WHAT IS ASKED
Extract every line of the material that holds the string "дроби".

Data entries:

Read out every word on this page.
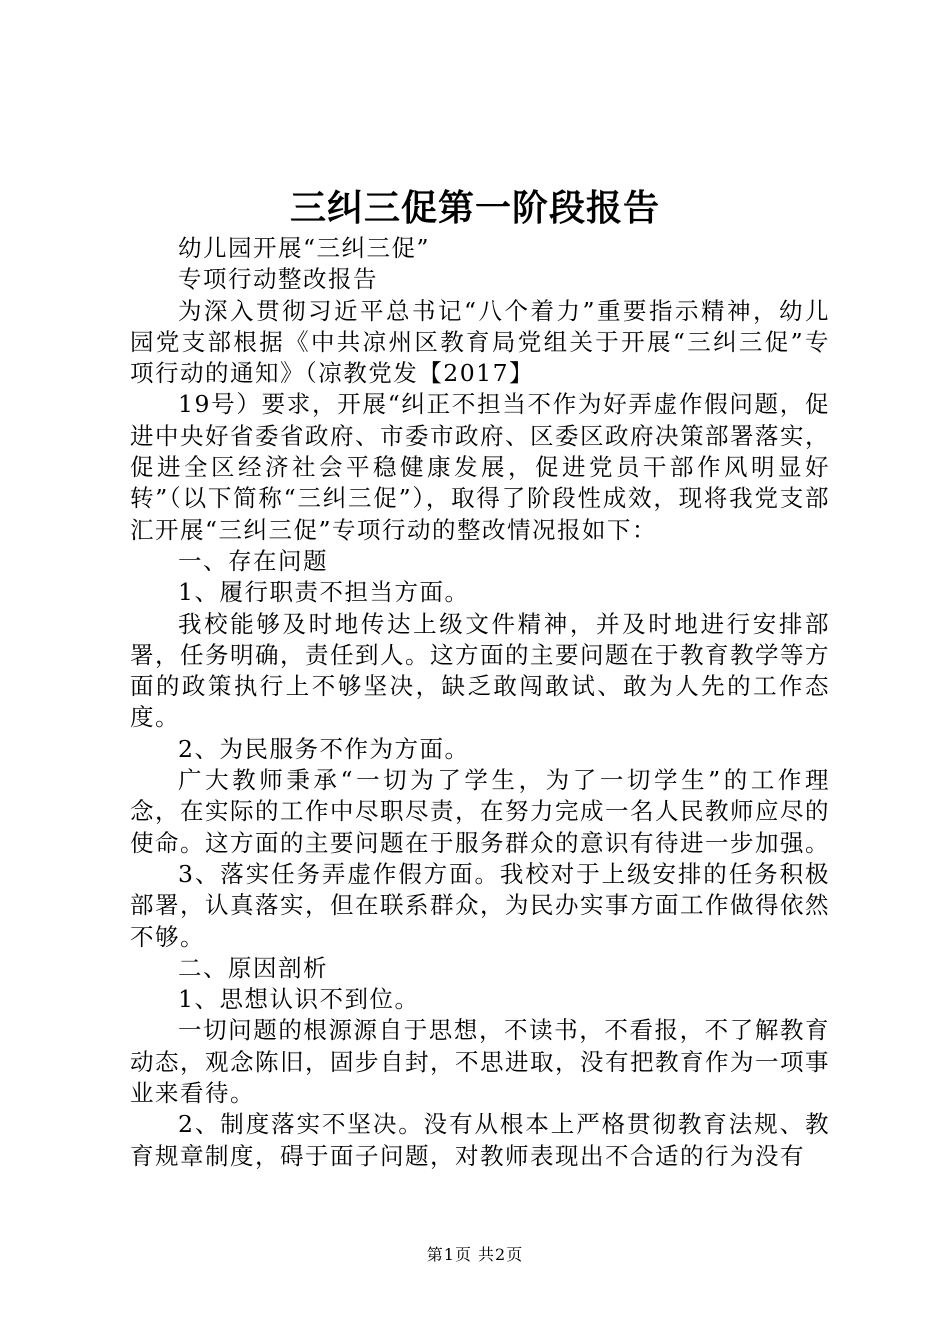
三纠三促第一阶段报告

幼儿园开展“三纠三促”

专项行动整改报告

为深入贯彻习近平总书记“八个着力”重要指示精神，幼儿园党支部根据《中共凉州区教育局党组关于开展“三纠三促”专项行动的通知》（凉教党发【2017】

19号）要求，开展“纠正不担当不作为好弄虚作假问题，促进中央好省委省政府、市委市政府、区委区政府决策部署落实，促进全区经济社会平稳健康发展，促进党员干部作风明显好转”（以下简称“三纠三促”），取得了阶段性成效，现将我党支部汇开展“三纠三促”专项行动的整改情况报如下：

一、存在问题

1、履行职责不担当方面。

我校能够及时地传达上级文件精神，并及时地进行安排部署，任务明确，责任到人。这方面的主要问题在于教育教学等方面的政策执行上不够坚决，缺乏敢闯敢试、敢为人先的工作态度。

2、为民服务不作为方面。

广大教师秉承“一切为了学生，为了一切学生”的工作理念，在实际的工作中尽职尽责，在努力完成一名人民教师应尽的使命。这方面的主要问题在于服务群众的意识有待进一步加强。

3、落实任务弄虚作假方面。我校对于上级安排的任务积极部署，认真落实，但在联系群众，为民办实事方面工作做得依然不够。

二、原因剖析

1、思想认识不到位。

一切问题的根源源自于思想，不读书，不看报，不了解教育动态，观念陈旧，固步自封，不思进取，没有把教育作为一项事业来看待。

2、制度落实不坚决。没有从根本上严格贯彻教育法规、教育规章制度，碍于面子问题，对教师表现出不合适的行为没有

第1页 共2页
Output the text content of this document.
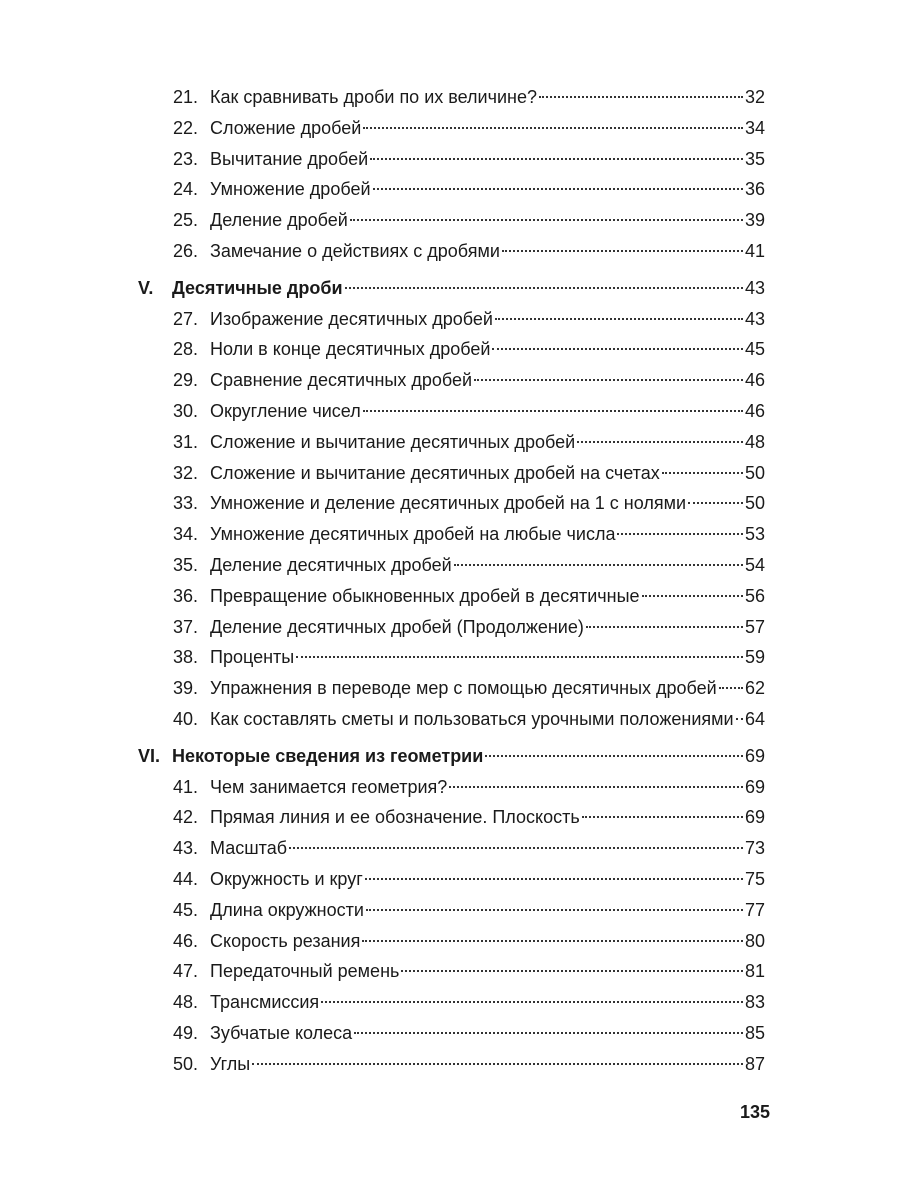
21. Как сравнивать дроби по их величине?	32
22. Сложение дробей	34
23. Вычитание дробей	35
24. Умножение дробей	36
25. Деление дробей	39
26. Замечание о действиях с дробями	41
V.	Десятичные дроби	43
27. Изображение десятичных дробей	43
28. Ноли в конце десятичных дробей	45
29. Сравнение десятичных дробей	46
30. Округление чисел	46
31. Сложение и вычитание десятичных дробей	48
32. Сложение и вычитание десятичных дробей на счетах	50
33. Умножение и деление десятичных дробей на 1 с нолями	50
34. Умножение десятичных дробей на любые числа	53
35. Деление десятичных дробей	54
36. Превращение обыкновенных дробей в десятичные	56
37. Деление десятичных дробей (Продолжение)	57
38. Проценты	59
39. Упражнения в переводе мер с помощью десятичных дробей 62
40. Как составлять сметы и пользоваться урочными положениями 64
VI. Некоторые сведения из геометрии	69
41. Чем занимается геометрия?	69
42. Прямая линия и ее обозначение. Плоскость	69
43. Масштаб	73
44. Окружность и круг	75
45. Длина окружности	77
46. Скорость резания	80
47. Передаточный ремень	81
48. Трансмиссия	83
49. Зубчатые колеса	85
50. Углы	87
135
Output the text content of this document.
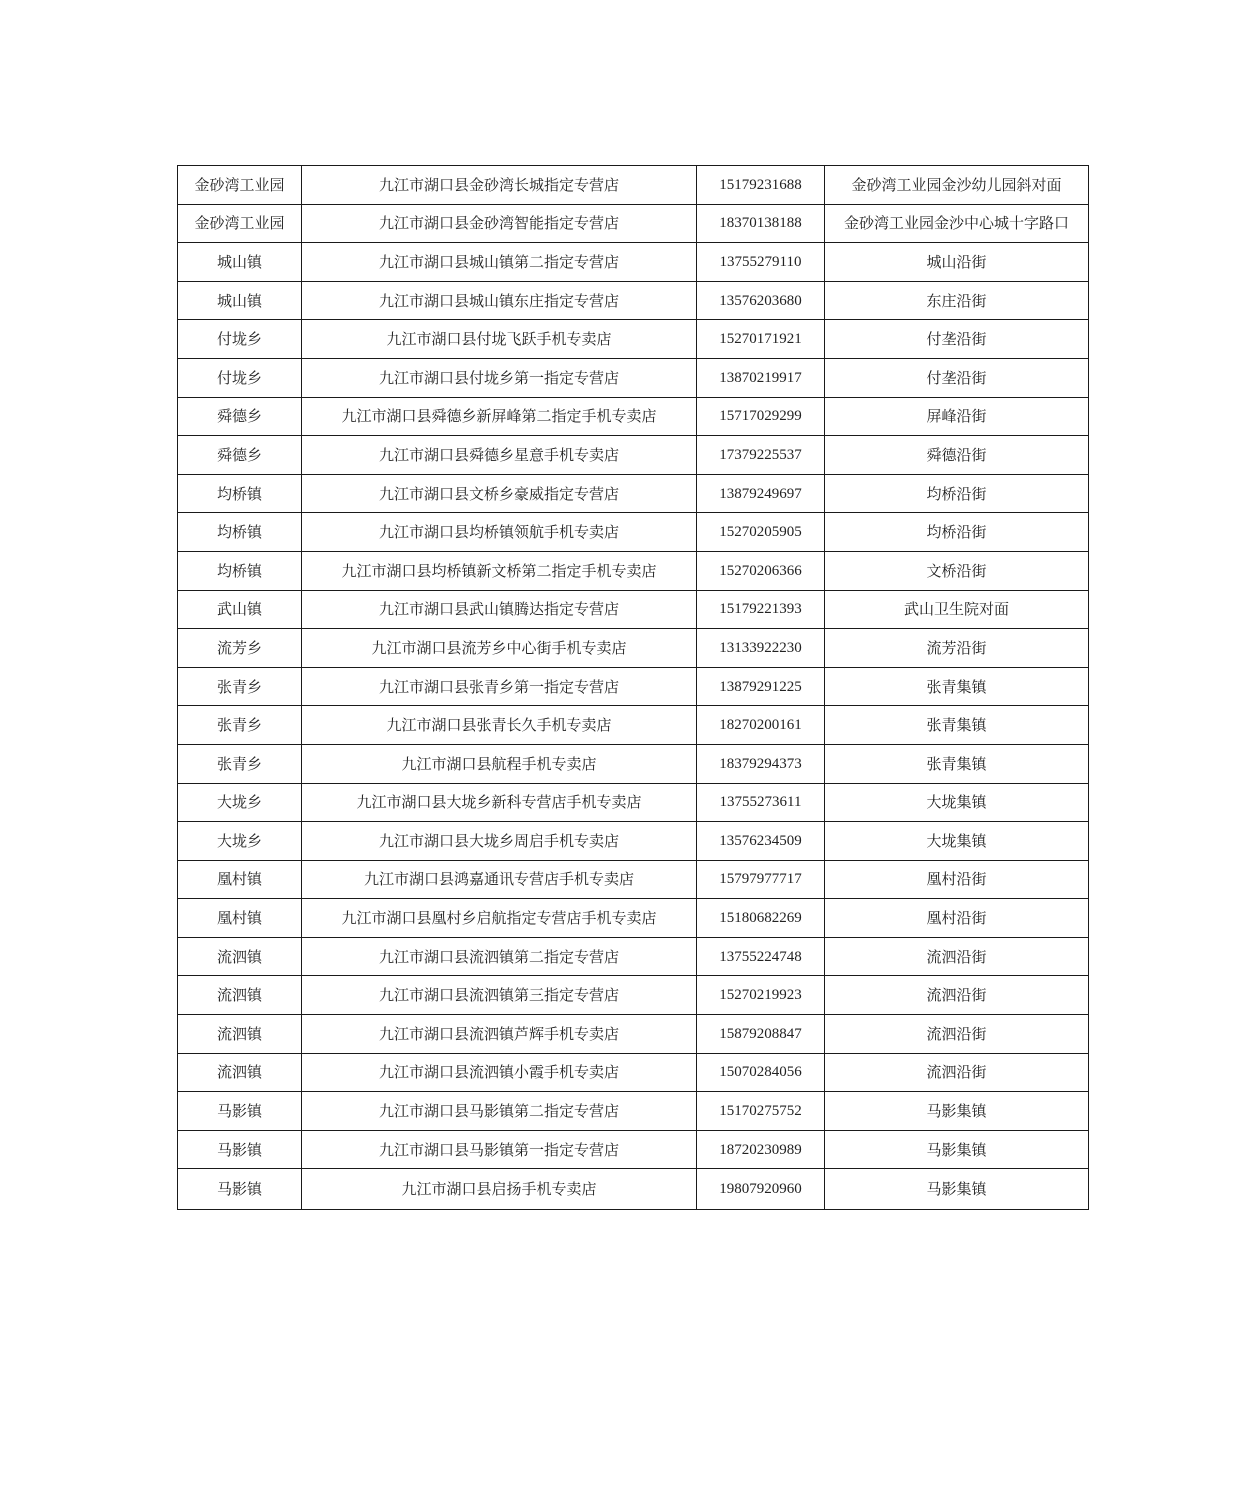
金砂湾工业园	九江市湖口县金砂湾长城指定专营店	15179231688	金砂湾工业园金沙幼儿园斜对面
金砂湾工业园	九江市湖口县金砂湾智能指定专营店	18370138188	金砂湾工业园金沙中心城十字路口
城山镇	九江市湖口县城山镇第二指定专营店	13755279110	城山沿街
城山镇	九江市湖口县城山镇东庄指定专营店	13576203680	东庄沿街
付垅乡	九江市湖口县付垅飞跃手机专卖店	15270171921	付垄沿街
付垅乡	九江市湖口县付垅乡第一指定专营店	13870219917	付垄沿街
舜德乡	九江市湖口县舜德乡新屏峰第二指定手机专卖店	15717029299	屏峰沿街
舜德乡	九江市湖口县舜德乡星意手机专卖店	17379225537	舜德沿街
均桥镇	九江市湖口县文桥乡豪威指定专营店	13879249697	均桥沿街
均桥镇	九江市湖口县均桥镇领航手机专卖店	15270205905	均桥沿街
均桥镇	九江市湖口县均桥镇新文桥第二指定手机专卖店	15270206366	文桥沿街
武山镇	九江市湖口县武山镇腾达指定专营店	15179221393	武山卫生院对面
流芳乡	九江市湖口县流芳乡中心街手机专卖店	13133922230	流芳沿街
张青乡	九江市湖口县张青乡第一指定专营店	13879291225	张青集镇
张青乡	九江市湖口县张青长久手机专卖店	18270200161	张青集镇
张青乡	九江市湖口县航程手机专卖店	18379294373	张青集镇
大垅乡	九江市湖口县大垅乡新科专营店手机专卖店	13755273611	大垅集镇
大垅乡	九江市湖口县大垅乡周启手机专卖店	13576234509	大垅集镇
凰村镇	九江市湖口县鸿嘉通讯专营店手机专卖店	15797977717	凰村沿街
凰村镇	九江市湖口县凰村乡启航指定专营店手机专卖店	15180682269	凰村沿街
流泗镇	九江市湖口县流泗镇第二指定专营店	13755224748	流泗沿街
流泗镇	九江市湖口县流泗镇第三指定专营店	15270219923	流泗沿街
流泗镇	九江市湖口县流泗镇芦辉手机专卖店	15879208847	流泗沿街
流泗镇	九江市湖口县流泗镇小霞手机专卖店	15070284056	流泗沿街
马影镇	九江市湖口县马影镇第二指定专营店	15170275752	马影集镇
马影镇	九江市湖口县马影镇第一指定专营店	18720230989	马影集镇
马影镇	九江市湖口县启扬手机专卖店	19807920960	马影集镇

THE RESPONSE
21. Как сравнивать дроби по их величине?	32
V.	Десятичные дроби	43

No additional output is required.